EXERCISE OBJECTIVE
Exact repetition is required: output every record in full.
## BEGIN RECORD LIST
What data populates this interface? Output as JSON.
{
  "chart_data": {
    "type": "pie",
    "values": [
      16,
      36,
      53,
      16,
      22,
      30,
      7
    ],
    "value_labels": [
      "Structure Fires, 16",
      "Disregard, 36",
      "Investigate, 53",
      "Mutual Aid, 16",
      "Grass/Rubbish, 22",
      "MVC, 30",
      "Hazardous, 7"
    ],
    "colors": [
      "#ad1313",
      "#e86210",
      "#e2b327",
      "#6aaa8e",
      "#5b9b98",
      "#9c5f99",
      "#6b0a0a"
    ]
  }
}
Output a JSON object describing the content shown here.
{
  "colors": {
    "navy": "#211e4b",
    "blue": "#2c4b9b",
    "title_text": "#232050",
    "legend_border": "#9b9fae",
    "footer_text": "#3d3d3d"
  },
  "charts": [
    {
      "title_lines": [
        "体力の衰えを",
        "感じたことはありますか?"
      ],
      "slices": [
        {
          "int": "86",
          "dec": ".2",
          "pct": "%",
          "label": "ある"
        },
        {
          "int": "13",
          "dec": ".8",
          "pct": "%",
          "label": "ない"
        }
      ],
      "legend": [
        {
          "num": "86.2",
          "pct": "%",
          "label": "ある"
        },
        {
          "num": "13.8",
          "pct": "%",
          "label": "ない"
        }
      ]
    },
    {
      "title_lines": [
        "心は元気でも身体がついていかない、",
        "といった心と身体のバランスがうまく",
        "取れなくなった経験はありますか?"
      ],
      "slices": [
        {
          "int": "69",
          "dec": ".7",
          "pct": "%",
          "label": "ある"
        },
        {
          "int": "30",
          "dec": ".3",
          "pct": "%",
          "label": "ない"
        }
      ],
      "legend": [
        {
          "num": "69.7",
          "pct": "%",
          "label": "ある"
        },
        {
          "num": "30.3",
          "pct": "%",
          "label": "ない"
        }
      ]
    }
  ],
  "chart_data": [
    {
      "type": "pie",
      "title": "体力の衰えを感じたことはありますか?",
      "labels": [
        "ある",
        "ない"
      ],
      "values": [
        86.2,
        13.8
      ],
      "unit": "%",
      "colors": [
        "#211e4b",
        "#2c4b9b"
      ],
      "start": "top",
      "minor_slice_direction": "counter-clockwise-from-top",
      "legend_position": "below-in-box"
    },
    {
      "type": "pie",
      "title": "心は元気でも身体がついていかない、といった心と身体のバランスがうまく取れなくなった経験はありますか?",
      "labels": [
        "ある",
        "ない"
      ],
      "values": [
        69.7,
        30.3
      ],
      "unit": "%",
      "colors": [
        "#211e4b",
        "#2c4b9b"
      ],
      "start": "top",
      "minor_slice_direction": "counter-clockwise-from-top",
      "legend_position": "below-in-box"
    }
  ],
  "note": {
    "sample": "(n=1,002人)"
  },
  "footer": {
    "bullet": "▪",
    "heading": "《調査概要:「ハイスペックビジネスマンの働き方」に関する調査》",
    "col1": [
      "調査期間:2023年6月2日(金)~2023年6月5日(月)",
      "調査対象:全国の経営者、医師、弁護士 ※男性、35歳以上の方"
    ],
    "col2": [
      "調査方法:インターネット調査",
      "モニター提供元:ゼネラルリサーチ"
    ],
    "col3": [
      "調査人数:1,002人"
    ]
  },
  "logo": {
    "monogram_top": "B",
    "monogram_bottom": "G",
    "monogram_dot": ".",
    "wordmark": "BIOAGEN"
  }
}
## END RECORD LIST
REPLY
What data populates this interface? Output as JSON.
{
  "chart_data": {
    "type": "pie",
    "values": [
      16,
      36,
      53,
      16,
      22,
      30,
      7
    ],
    "value_labels": [
      "Structure Fires, 16",
      "Disregard, 36",
      "Investigate, 53",
      "Mutual Aid, 16",
      "Grass/Rubbish, 22",
      "MVC, 30",
      "Hazardous, 7"
    ],
    "colors": [
      "#ad1313",
      "#e86210",
      "#e2b327",
      "#6aaa8e",
      "#5b9b98",
      "#9c5f99",
      "#6b0a0a"
    ]
  }
}
Output a JSON object describing the content shown here.
{
  "colors": {
    "navy": "#211e4b",
    "blue": "#2c4b9b",
    "title_text": "#232050",
    "legend_border": "#9b9fae",
    "footer_text": "#3d3d3d"
  },
  "charts": [
    {
      "title_lines": [
        "体力の衰えを",
        "感じたことはありますか?"
      ],
      "slices": [
        {
          "int": "86",
          "dec": ".2",
          "pct": "%",
          "label": "ある"
        },
        {
          "int": "13",
          "dec": ".8",
          "pct": "%",
          "label": "ない"
        }
      ],
      "legend": [
        {
          "num": "86.2",
          "pct": "%",
          "label": "ある"
        },
        {
          "num": "13.8",
          "pct": "%",
          "label": "ない"
        }
      ]
    },
    {
      "title_lines": [
        "心は元気でも身体がついていかない、",
        "といった心と身体のバランスがうまく",
        "取れなくなった経験はありますか?"
      ],
      "slices": [
        {
          "int": "69",
          "dec": ".7",
          "pct": "%",
          "label": "ある"
        },
        {
          "int": "30",
          "dec": ".3",
          "pct": "%",
          "label": "ない"
        }
      ],
      "legend": [
        {
          "num": "69.7",
          "pct": "%",
          "label": "ある"
        },
        {
          "num": "30.3",
          "pct": "%",
          "label": "ない"
        }
      ]
    }
  ],
  "chart_data": [
    {
      "type": "pie",
      "title": "体力の衰えを感じたことはありますか?",
      "labels": [
        "ある",
        "ない"
      ],
      "values": [
        86.2,
        13.8
      ],
      "unit": "%",
      "colors": [
        "#211e4b",
        "#2c4b9b"
      ],
      "start": "top",
      "minor_slice_direction": "counter-clockwise-from-top",
      "legend_position": "below-in-box"
    },
    {
      "type": "pie",
      "title": "心は元気でも身体がついていかない、といった心と身体のバランスがうまく取れなくなった経験はありますか?",
      "labels": [
        "ある",
        "ない"
      ],
      "values": [
        69.7,
        30.3
      ],
      "unit": "%",
      "colors": [
        "#211e4b",
        "#2c4b9b"
      ],
      "start": "top",
      "minor_slice_direction": "counter-clockwise-from-top",
      "legend_position": "below-in-box"
    }
  ],
  "note": {
    "sample": "(n=1,002人)"
  },
  "footer": {
    "bullet": "▪",
    "heading": "《調査概要:「ハイスペックビジネスマンの働き方」に関する調査》",
    "col1": [
      "調査期間:2023年6月2日(金)~2023年6月5日(月)",
      "調査対象:全国の経営者、医師、弁護士 ※男性、35歳以上の方"
    ],
    "col2": [
      "調査方法:インターネット調査",
      "モニター提供元:ゼネラルリサーチ"
    ],
    "col3": [
      "調査人数:1,002人"
    ]
  },
  "logo": {
    "monogram_top": "B",
    "monogram_bottom": "G",
    "monogram_dot": ".",
    "wordmark": "BIOAGEN"
  }
}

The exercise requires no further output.